• **The request**: Emit the data below verbatim, stripping out any pictures.

-=-=-=-=-

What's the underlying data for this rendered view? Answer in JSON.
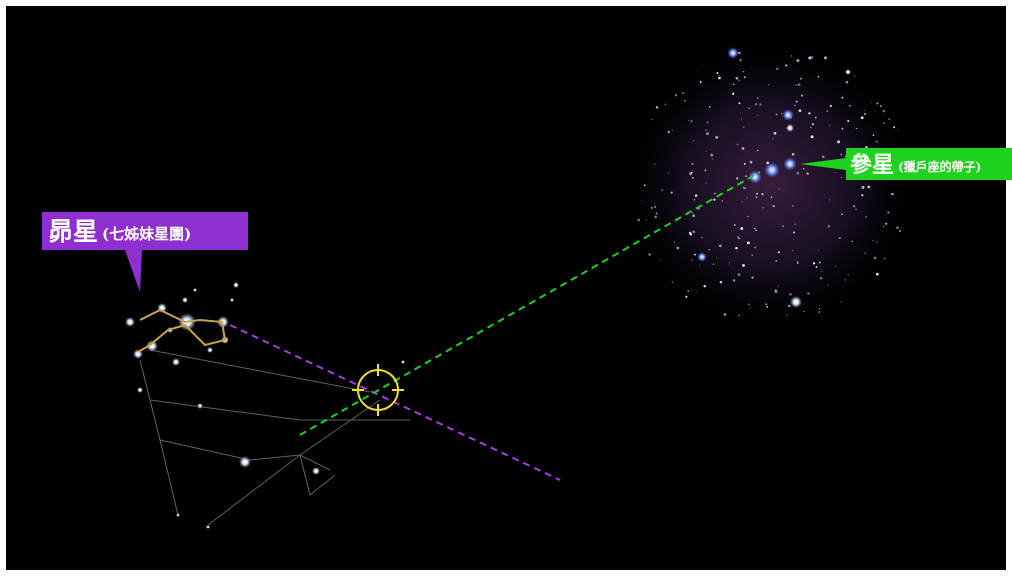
{
  "labels": {
    "pleiades": {
      "name": "昴星",
      "note": "(七姊妹星團)"
    },
    "orion": {
      "name": "參星",
      "note": "(獵戶座的帶子)"
    }
  }
}
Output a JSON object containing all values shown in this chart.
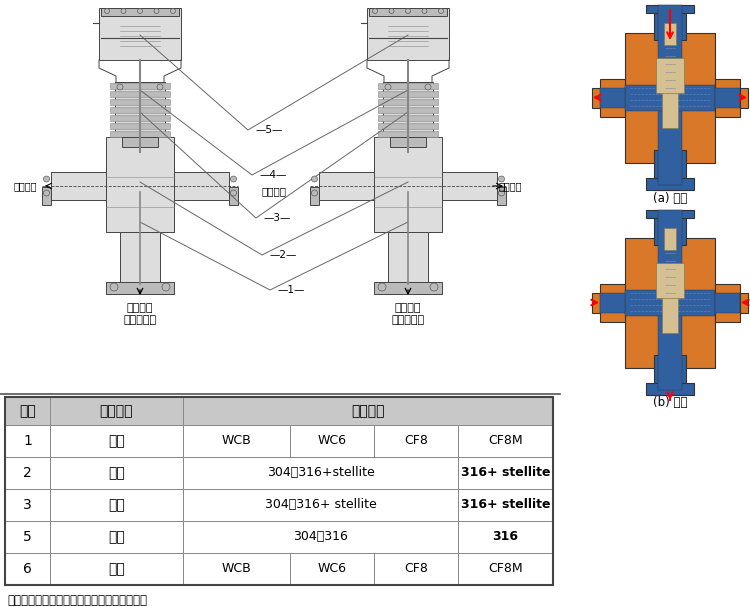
{
  "bg_color": "#ffffff",
  "table_header_bg": "#c8c8c8",
  "table_row_bg": "#ffffff",
  "table_border_color": "#888888",
  "rows": [
    {
      "num": "1",
      "name": "阀体",
      "c1": "WCB",
      "c2": "WC6",
      "c3": "CF8",
      "c4": "CF8M",
      "merge": false
    },
    {
      "num": "2",
      "name": "阀座",
      "c1": "304、316+stellite",
      "c4": "316+ stellite",
      "merge": true
    },
    {
      "num": "3",
      "name": "阀芯",
      "c1": "304、316+ stellite",
      "c4": "316+ stellite",
      "merge": true
    },
    {
      "num": "5",
      "name": "阀杆",
      "c1": "304、316",
      "c4": "316",
      "merge": true
    },
    {
      "num": "6",
      "name": "阀盖",
      "c1": "WCB",
      "c2": "WC6",
      "c3": "CF8",
      "c4": "CF8M",
      "merge": false
    }
  ],
  "footer": "以上为常用材料，具体牌号以订货合同为准。",
  "hdr_seq": "序号",
  "hdr_name": "零件名称",
  "hdr_mat": "常用材料",
  "lbl_horiz": "水平通道",
  "lbl_vert_l1": "垂直通道",
  "lbl_vert_l2": "三通分流型",
  "lbl_vert_r1": "垂直通道",
  "lbl_vert_r2": "三通合流型",
  "lbl_a": "(a) 分流",
  "lbl_b": "(b) 合流",
  "part_nums": [
    "1",
    "2",
    "3",
    "4",
    "5"
  ],
  "orange": "#D87828",
  "blue": "#3060A0",
  "light_blue": "#A8C8E0",
  "beige": "#D4C090",
  "gray_dark": "#888888",
  "gray_mid": "#BBBBBB",
  "gray_light": "#DDDDDD"
}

-=-=-=-=-

• **Response to this task**:
What's the underlying data for this rendered view? Answer in JSON.
{
  "labels": {
    "pleiades": {
      "name": "昴星",
      "note": "(七姊妹星團)"
    },
    "orion": {
      "name": "參星",
      "note": "(獵戶座的帶子)"
    }
  }
}
Output a JSON object containing all values shown in this chart.
{
  "bg_color": "#ffffff",
  "table_header_bg": "#c8c8c8",
  "table_row_bg": "#ffffff",
  "table_border_color": "#888888",
  "rows": [
    {
      "num": "1",
      "name": "阀体",
      "c1": "WCB",
      "c2": "WC6",
      "c3": "CF8",
      "c4": "CF8M",
      "merge": false
    },
    {
      "num": "2",
      "name": "阀座",
      "c1": "304、316+stellite",
      "c4": "316+ stellite",
      "merge": true
    },
    {
      "num": "3",
      "name": "阀芯",
      "c1": "304、316+ stellite",
      "c4": "316+ stellite",
      "merge": true
    },
    {
      "num": "5",
      "name": "阀杆",
      "c1": "304、316",
      "c4": "316",
      "merge": true
    },
    {
      "num": "6",
      "name": "阀盖",
      "c1": "WCB",
      "c2": "WC6",
      "c3": "CF8",
      "c4": "CF8M",
      "merge": false
    }
  ],
  "footer": "以上为常用材料，具体牌号以订货合同为准。",
  "hdr_seq": "序号",
  "hdr_name": "零件名称",
  "hdr_mat": "常用材料",
  "lbl_horiz": "水平通道",
  "lbl_vert_l1": "垂直通道",
  "lbl_vert_l2": "三通分流型",
  "lbl_vert_r1": "垂直通道",
  "lbl_vert_r2": "三通合流型",
  "lbl_a": "(a) 分流",
  "lbl_b": "(b) 合流",
  "part_nums": [
    "1",
    "2",
    "3",
    "4",
    "5"
  ],
  "orange": "#D87828",
  "blue": "#3060A0",
  "light_blue": "#A8C8E0",
  "beige": "#D4C090",
  "gray_dark": "#888888",
  "gray_mid": "#BBBBBB",
  "gray_light": "#DDDDDD"
}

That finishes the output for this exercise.